* **JOB**
Pick out each line containing the string "text".

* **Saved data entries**

^^^^^^^^^^^^^^^^

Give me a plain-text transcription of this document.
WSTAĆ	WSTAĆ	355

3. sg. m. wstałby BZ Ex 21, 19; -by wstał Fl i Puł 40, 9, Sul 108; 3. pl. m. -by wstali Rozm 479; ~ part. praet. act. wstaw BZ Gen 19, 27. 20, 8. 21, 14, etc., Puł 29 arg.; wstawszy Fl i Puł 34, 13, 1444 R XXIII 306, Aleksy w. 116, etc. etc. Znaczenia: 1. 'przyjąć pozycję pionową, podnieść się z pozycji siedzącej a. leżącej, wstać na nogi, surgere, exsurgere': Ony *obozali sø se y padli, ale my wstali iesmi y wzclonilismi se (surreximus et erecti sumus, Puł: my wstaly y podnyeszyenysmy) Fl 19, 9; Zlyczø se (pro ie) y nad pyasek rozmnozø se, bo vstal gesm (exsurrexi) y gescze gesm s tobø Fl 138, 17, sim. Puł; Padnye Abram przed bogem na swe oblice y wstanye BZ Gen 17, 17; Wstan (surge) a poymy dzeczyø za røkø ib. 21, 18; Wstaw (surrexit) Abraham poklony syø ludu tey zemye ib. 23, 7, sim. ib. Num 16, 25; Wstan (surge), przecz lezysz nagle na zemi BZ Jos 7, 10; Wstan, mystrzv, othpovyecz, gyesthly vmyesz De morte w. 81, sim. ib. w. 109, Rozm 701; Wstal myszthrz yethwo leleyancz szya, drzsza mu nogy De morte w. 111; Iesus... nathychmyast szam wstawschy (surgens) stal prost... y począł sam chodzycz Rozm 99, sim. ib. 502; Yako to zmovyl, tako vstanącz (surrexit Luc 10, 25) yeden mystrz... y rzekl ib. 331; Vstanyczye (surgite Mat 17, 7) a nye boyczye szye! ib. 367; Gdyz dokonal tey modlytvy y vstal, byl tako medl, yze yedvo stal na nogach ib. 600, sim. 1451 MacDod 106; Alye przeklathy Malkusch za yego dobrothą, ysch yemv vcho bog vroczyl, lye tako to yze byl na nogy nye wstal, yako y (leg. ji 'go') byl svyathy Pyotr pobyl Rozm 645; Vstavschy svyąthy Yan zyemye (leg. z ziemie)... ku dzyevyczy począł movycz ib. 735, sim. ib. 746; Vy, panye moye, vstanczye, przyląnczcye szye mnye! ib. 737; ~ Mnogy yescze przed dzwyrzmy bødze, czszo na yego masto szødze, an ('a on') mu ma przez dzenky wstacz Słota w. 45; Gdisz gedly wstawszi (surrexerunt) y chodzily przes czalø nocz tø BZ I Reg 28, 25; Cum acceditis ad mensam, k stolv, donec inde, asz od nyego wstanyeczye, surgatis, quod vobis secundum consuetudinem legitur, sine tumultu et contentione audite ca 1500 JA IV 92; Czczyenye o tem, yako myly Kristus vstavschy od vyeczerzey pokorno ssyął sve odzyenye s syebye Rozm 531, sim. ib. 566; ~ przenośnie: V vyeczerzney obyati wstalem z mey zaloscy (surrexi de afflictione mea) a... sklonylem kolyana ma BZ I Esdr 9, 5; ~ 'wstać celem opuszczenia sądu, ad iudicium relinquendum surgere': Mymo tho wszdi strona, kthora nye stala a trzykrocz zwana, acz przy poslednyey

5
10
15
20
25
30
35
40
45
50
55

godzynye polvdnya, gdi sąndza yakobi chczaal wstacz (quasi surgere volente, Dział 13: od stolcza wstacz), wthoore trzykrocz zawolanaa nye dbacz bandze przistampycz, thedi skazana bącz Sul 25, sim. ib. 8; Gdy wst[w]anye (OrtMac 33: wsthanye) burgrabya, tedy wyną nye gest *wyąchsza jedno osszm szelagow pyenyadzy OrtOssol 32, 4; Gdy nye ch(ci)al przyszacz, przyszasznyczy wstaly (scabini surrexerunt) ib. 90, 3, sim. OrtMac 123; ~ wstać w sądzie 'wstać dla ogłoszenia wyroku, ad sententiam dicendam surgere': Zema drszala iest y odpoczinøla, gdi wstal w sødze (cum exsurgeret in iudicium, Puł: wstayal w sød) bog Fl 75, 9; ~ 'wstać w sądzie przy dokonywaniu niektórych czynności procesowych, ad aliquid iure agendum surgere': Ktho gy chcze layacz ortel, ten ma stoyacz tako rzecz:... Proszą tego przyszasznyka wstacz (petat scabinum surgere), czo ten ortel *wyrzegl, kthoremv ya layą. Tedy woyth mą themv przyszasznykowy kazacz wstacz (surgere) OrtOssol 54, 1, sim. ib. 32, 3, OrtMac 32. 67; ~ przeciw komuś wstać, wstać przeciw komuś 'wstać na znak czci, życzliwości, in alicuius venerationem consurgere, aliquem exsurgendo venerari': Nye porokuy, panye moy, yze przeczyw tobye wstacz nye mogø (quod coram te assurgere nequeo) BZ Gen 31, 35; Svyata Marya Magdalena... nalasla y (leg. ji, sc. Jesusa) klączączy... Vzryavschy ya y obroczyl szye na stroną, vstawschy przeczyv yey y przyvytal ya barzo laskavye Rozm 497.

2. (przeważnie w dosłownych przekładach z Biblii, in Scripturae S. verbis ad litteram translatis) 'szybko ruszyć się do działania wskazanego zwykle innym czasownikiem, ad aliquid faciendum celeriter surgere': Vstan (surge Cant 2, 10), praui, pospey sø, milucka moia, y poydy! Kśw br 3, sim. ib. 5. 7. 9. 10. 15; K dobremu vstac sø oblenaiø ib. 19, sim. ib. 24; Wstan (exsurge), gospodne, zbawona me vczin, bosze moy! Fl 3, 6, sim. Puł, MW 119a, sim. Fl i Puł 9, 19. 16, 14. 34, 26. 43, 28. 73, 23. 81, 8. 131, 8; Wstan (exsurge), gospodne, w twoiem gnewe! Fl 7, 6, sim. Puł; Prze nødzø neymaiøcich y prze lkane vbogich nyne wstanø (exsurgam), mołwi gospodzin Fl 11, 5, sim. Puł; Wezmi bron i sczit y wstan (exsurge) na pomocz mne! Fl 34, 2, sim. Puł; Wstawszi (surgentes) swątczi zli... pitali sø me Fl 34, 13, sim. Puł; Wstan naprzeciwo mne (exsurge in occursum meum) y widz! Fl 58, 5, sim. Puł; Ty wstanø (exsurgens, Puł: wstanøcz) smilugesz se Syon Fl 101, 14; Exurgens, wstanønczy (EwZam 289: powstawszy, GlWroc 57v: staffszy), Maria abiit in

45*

^^^^^^^^^^^^^^^^

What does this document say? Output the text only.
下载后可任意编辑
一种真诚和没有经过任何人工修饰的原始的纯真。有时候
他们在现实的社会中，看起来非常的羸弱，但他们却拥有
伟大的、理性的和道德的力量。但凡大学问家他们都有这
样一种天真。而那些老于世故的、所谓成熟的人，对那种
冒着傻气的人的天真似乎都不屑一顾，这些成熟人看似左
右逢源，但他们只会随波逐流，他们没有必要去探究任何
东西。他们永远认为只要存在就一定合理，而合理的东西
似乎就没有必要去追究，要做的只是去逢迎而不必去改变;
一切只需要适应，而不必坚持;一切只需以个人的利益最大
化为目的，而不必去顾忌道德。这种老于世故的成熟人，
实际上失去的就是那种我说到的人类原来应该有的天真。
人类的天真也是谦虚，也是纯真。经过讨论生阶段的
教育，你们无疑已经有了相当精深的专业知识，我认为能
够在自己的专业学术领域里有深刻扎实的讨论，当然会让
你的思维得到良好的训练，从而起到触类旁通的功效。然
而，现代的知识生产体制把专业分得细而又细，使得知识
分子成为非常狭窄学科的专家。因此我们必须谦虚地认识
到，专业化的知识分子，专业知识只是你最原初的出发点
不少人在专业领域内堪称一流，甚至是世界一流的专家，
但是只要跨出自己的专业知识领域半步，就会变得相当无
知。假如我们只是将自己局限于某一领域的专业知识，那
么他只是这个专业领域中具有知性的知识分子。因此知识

^^^^^^^^^^^^^^^^

* **SOLVED EXERCISE**
Give me a plain-text transcription of this document.
What does this document say? Output the text only.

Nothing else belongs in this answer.